# 課題内容:
下の図領域データのすべてのエントリについて、各行を1つの文字列とするJSONリストに整形してください。空行と画像の行は含めない。

# データ抜粋:
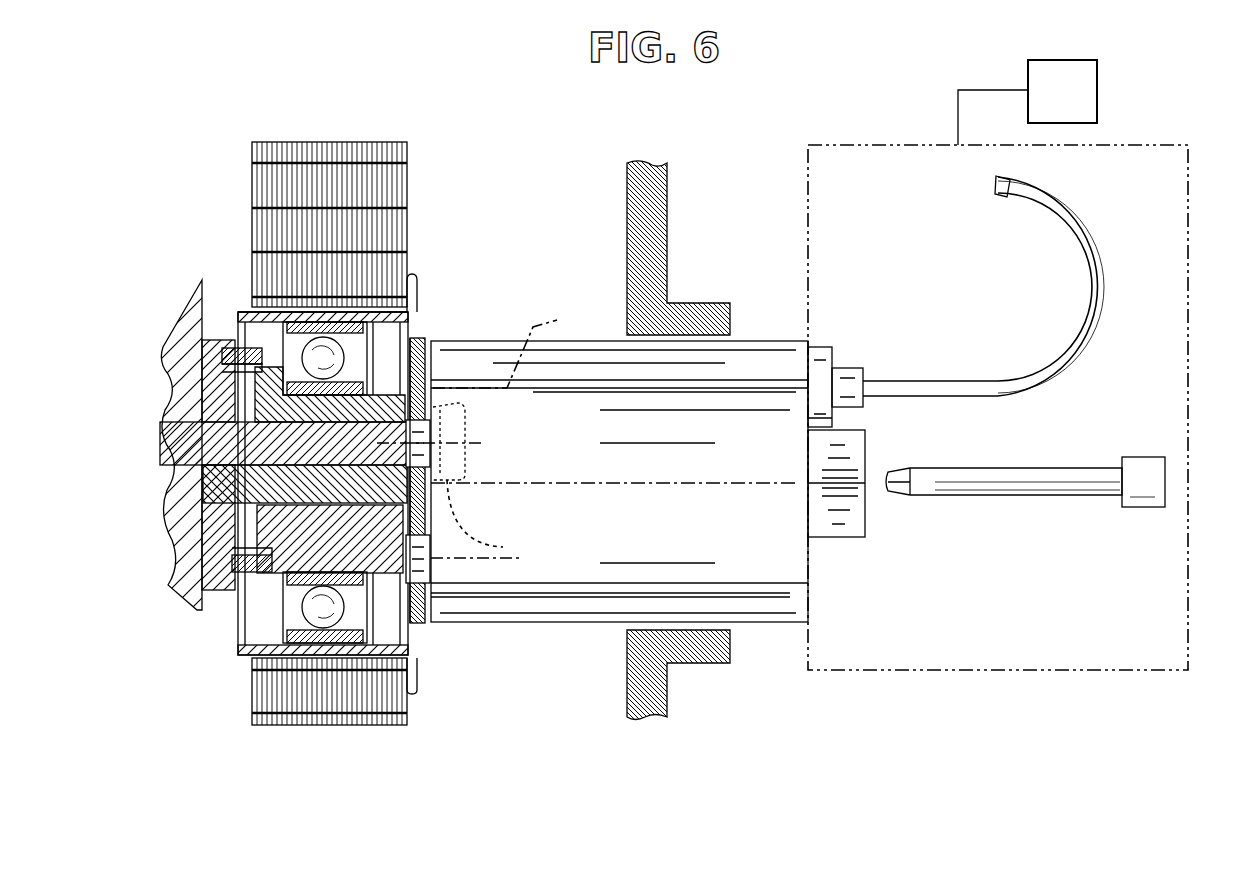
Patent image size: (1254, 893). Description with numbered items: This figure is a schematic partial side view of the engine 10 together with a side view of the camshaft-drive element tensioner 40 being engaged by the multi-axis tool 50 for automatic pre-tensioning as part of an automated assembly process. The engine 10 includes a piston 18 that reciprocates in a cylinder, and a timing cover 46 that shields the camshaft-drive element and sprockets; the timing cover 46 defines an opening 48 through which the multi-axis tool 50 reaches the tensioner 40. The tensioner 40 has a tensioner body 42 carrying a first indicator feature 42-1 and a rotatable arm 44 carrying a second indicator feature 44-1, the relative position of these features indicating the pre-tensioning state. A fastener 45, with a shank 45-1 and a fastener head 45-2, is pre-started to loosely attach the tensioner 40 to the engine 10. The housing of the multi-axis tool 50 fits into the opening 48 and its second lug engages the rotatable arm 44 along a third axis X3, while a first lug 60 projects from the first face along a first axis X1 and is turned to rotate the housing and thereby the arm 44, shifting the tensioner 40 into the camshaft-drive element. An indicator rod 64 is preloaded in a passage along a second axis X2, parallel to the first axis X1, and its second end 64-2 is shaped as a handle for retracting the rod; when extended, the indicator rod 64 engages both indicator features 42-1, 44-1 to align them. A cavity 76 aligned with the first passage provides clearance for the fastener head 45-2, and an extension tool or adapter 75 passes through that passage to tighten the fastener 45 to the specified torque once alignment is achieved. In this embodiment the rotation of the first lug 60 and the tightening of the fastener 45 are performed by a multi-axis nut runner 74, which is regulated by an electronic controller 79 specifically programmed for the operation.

The engine 10 is at (235, 188).
The piston 18 is at (388, 232).
The tensioner 40 is at (428, 685).
The tensioner body 42 is at (313, 548).
The first indicator feature 42-1 is at (433, 385).
The rotatable arm 44 is at (425, 625).
The second indicator feature 44-1 is at (443, 383).
The fastener 45 is at (383, 472).
The shank 45-1 is at (256, 505).
The fastener head 45-2 is at (450, 404).
The timing cover 46 is at (660, 237).
The opening 48 is at (748, 333).
The multi-axis tool 50 is at (763, 583).
The first lug 60 is at (837, 530).
The indicator rod 64 is at (915, 383).
The second end 64-2 is at (996, 186).
The multi-axis nut runner 74 is at (878, 143).
The extension tool or adapter 75 is at (1018, 484).
The cavity 76 is at (493, 513).
The electronic controller 79 is at (1027, 102).
The first axis X1 is at (553, 488).
The second axis X2 is at (508, 349).
The third axis X3 is at (463, 560).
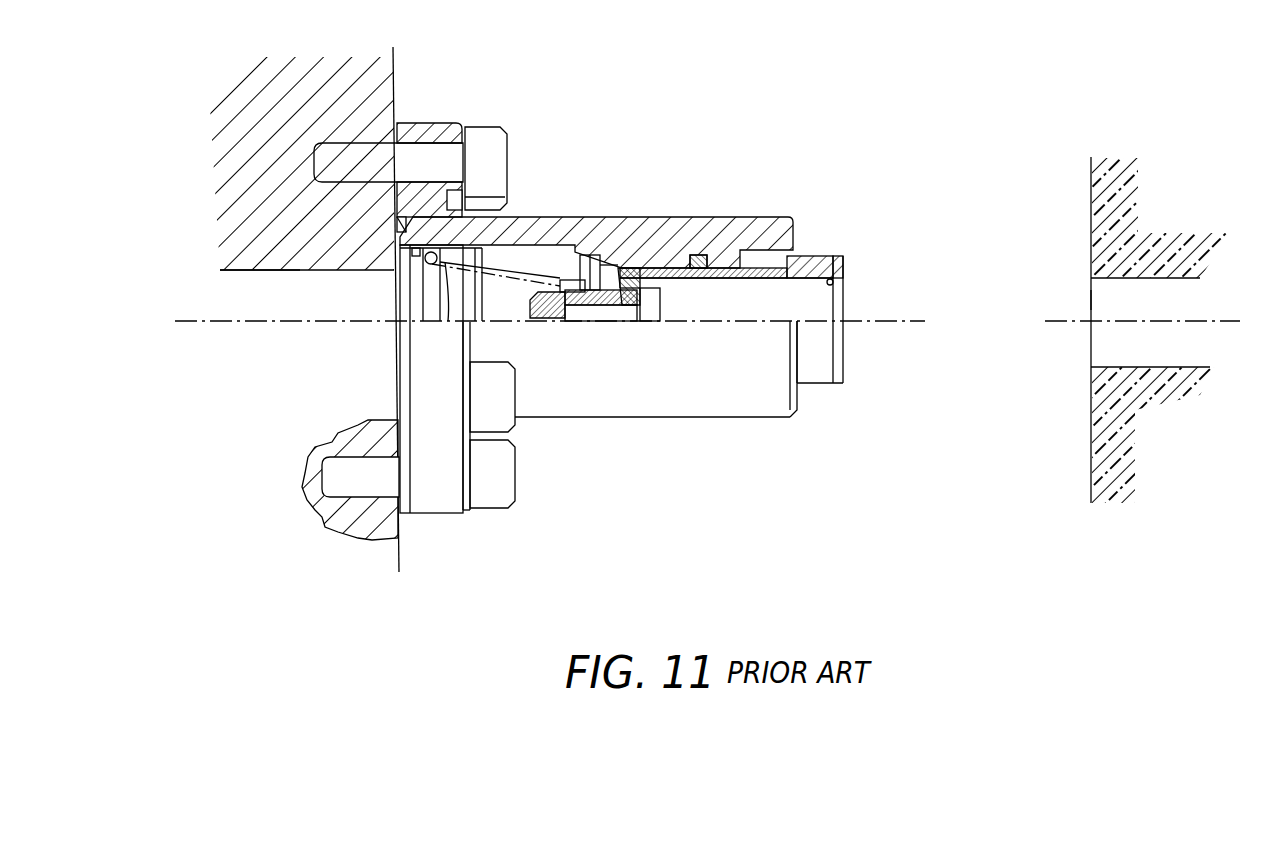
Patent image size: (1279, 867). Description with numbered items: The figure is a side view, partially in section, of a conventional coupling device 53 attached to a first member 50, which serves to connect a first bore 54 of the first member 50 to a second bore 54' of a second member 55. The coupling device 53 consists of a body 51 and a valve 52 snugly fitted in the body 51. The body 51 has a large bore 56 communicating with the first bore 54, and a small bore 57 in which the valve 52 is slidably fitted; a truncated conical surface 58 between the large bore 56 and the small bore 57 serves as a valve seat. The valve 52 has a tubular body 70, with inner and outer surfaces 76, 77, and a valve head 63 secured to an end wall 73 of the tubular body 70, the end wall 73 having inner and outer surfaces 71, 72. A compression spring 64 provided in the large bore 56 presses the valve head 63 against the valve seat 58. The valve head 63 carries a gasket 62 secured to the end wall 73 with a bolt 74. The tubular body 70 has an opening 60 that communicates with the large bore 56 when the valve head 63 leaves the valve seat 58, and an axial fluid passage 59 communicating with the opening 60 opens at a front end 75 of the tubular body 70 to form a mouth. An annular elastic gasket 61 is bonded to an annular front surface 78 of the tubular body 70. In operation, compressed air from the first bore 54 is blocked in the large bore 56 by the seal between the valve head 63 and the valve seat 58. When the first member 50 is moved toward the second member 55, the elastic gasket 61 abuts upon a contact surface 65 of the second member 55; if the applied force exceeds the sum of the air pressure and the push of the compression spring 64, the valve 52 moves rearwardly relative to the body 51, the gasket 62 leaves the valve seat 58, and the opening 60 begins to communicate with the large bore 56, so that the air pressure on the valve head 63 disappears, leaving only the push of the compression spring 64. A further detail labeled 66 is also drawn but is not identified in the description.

The first member 50 is at (383, 80).
The body 51 is at (765, 215).
The valve 52 is at (823, 253).
The coupling device 53 is at (603, 200).
The first bore 54 is at (226, 260).
The second bore 54' is at (1051, 274).
The second member 55 is at (1092, 188).
The large bore 56 is at (537, 244).
The small bore 57 is at (692, 252).
The truncated conical surface 58 is at (612, 250).
The axial fluid passage 59 is at (798, 299).
The opening 60 is at (655, 292).
The annular elastic gasket 61 is at (843, 262).
The gasket 62 is at (612, 306).
The valve head 63 is at (585, 308).
The compression spring 64 is at (430, 262).
The contact surface 65 is at (1092, 385).
The groove 66 is at (618, 270).
The tubular body 70 is at (815, 358).
The inner surface of end wall 71 is at (683, 278).
The outer surface of end wall 72 is at (640, 305).
The end wall 73 is at (625, 295).
The bolt 74 is at (590, 322).
The front end 75 is at (845, 340).
The inner surface of tubular body 76 is at (785, 242).
The outer surface of tubular body 77 is at (840, 253).
The annular front surface 78 is at (843, 287).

# 正しい結果:
[
  "Patent image size: (1254, 893). Description with numbered items: This figure is a schematic partial side view of the engine 10 together with a side view of the camshaft-drive element tensioner 40 being engaged by the multi-axis tool 50 for automatic pre-tensioning as part of an automated assembly process. The engine 10 includes a piston 18 that reciprocates in a cylinder, and a timing cover 46 that shields the camshaft-drive element and sprockets; the timing cover 46 defines an opening 48 through which the multi-axis tool 50 reaches the tensioner 40. The tensioner 40 has a tensioner body 42 carrying a first indicator feature 42-1 and a rotatable arm 44 carrying a second indicator feature 44-1, the relative position of these features indicating the pre-tensioning state. A fastener 45, with a shank 45-1 and a fastener head 45-2, is pre-started to loosely attach the tensioner 40 to the engine 10. The housing of the multi-axis tool 50 fits into the opening 48 and its second lug engages the rotatable arm 44 along a third axis X3, while a first lug 60 projects from the first face along a first axis X1 and is turned to rotate the housing and thereby the arm 44, shifting the tensioner 40 into the camshaft-drive element. An indicator rod 64 is preloaded in a passage along a second axis X2, parallel to the first axis X1, and its second end 64-2 is shaped as a handle for retracting the rod; when extended, the indicator rod 64 engages both indicator features 42-1, 44-1 to align them. A cavity 76 aligned with the first passage provides clearance for the fastener head 45-2, and an extension tool or adapter 75 passes through that passage to tighten the fastener 45 to the specified torque once alignment is achieved. In this embodiment the rotation of the first lug 60 and the tightening of the fastener 45 are performed by a multi-axis nut runner 74, which is regulated by an electronic controller 79 specifically programmed for the operation.",
  "The engine 10 is at (235, 188).",
  "The piston 18 is at (388, 232).",
  "The tensioner 40 is at (428, 685).",
  "The tensioner body 42 is at (313, 548).",
  "The first indicator feature 42-1 is at (433, 385).",
  "The rotatable arm 44 is at (425, 625).",
  "The second indicator feature 44-1 is at (443, 383).",
  "The fastener 45 is at (383, 472).",
  "The shank 45-1 is at (256, 505).",
  "The fastener head 45-2 is at (450, 404).",
  "The timing cover 46 is at (660, 237).",
  "The opening 48 is at (748, 333).",
  "The multi-axis tool 50 is at (763, 583).",
  "The first lug 60 is at (837, 530).",
  "The indicator rod 64 is at (915, 383).",
  "The second end 64-2 is at (996, 186).",
  "The multi-axis nut runner 74 is at (878, 143).",
  "The extension tool or adapter 75 is at (1018, 484).",
  "The cavity 76 is at (493, 513).",
  "The electronic controller 79 is at (1027, 102).",
  "The first axis X1 is at (553, 488).",
  "The second axis X2 is at (508, 349).",
  "The third axis X3 is at (463, 560).",
  "Patent image size: (1279, 867). Description with numbered items: The figure is a side view, partially in section, of a conventional coupling device 53 attached to a first member 50, which serves to connect a first bore 54 of the first member 50 to a second bore 54' of a second member 55. The coupling device 53 consists of a body 51 and a valve 52 snugly fitted in the body 51. The body 51 has a large bore 56 communicating with the first bore 54, and a small bore 57 in which the valve 52 is slidably fitted; a truncated conical surface 58 between the large bore 56 and the small bore 57 serves as a valve seat. The valve 52 has a tubular body 70, with inner and outer surfaces 76, 77, and a valve head 63 secured to an end wall 73 of the tubular body 70, the end wall 73 having inner and outer surfaces 71, 72. A compression spring 64 provided in the large bore 56 presses the valve head 63 against the valve seat 58. The valve head 63 carries a gasket 62 secured to the end wall 73 with a bolt 74. The tubular body 70 has an opening 60 that communicates with the large bore 56 when the valve head 63 leaves the valve seat 58, and an axial fluid passage 59 communicating with the opening 60 opens at a front end 75 of the tubular body 70 to form a mouth. An annular elastic gasket 61 is bonded to an annular front surface 78 of the tubular body 70. In operation, compressed air from the first bore 54 is blocked in the large bore 56 by the seal between the valve head 63 and the valve seat 58. When the first member 50 is moved toward the second member 55, the elastic gasket 61 abuts upon a contact surface 65 of the second member 55; if the applied force exceeds the sum of the air pressure and the push of the compression spring 64, the valve 52 moves rearwardly relative to the body 51, the gasket 62 leaves the valve seat 58, and the opening 60 begins to communicate with the large bore 56, so that the air pressure on the valve head 63 disappears, leaving only the push of the compression spring 64. A further detail labeled 66 is also drawn but is not identified in the description.",
  "The first member 50 is at (383, 80).",
  "The body 51 is at (765, 215).",
  "The valve 52 is at (823, 253).",
  "The coupling device 53 is at (603, 200).",
  "The first bore 54 is at (226, 260).",
  "The second bore 54' is at (1051, 274).",
  "The second member 55 is at (1092, 188).",
  "The large bore 56 is at (537, 244).",
  "The small bore 57 is at (692, 252).",
  "The truncated conical surface 58 is at (612, 250).",
  "The axial fluid passage 59 is at (798, 299).",
  "The opening 60 is at (655, 292).",
  "The annular elastic gasket 61 is at (843, 262).",
  "The gasket 62 is at (612, 306).",
  "The valve head 63 is at (585, 308).",
  "The compression spring 64 is at (430, 262).",
  "The contact surface 65 is at (1092, 385).",
  "The groove 66 is at (618, 270).",
  "The tubular body 70 is at (815, 358).",
  "The inner surface of end wall 71 is at (683, 278).",
  "The outer surface of end wall 72 is at (640, 305).",
  "The end wall 73 is at (625, 295).",
  "The bolt 74 is at (590, 322).",
  "The front end 75 is at (845, 340).",
  "The inner surface of tubular body 76 is at (785, 242).",
  "The outer surface of tubular body 77 is at (840, 253).",
  "The annular front surface 78 is at (843, 287)."
]